# [Goal of the exercise]
Transcribe the records that follow exactly. Skip the pictures.

[Extracts from a graphics dataset]
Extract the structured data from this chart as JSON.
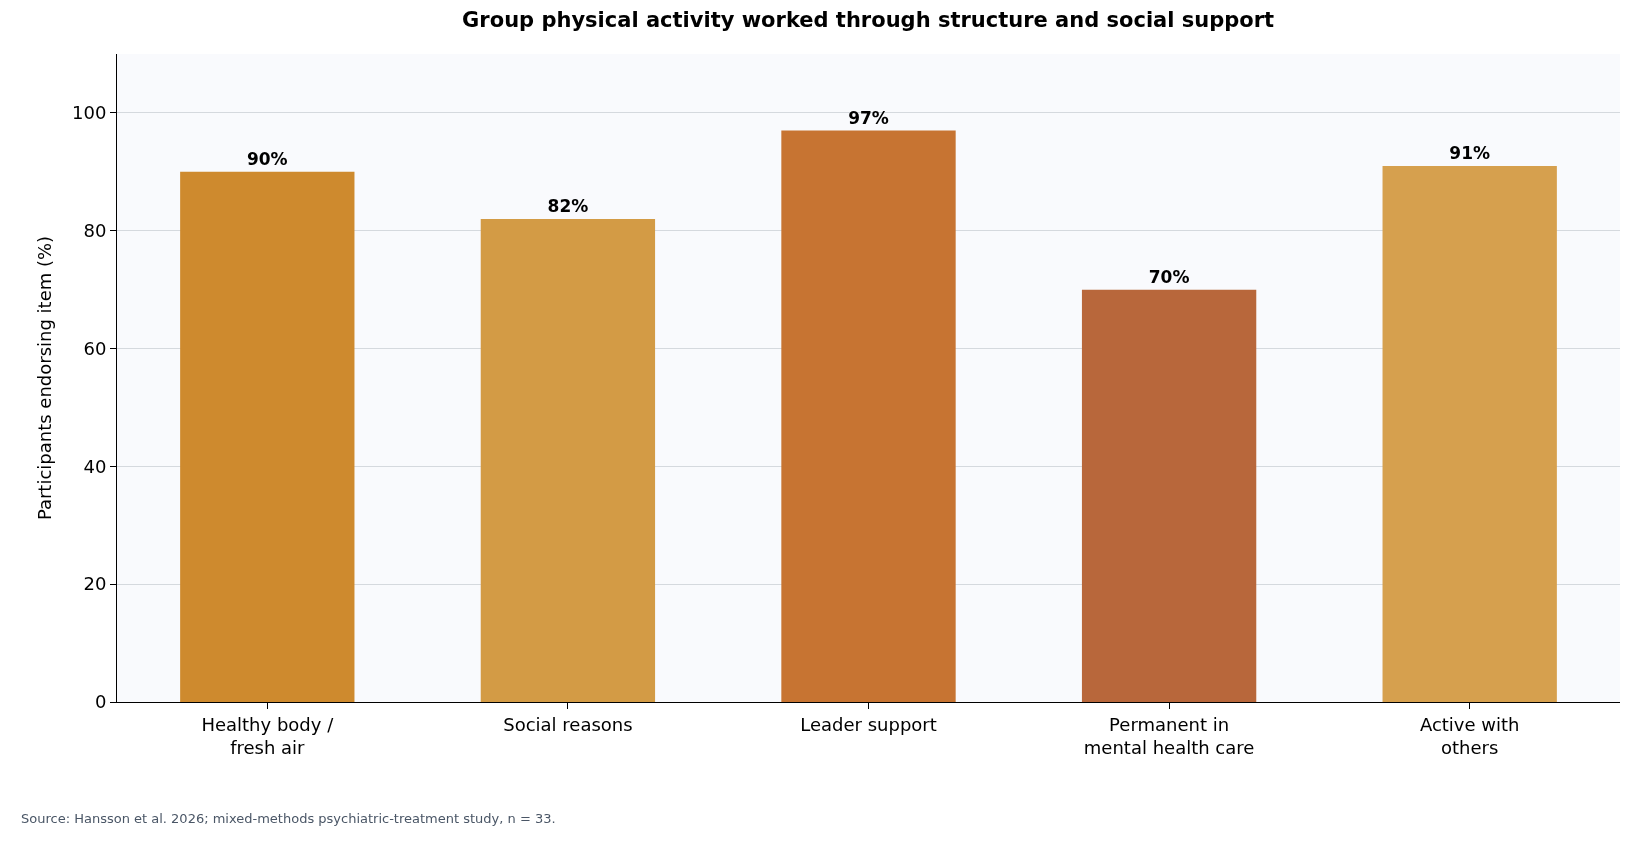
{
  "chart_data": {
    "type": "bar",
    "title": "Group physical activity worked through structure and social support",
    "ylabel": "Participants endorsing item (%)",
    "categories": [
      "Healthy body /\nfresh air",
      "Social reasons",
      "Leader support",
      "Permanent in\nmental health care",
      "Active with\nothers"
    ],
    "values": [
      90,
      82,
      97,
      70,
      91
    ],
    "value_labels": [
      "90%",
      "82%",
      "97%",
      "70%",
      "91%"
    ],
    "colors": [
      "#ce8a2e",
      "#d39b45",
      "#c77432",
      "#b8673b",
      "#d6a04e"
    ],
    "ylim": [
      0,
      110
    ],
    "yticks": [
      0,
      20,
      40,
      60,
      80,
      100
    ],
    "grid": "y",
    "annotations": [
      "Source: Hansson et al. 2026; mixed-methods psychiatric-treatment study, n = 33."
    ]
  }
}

# [Full answer]
Extract the structured data from this chart as JSON.
{
  "chart_data": {
    "type": "bar",
    "title": "Group physical activity worked through structure and social support",
    "ylabel": "Participants endorsing item (%)",
    "categories": [
      "Healthy body /\nfresh air",
      "Social reasons",
      "Leader support",
      "Permanent in\nmental health care",
      "Active with\nothers"
    ],
    "values": [
      90,
      82,
      97,
      70,
      91
    ],
    "value_labels": [
      "90%",
      "82%",
      "97%",
      "70%",
      "91%"
    ],
    "colors": [
      "#ce8a2e",
      "#d39b45",
      "#c77432",
      "#b8673b",
      "#d6a04e"
    ],
    "ylim": [
      0,
      110
    ],
    "yticks": [
      0,
      20,
      40,
      60,
      80,
      100
    ],
    "grid": "y",
    "annotations": [
      "Source: Hansson et al. 2026; mixed-methods psychiatric-treatment study, n = 33."
    ]
  }
}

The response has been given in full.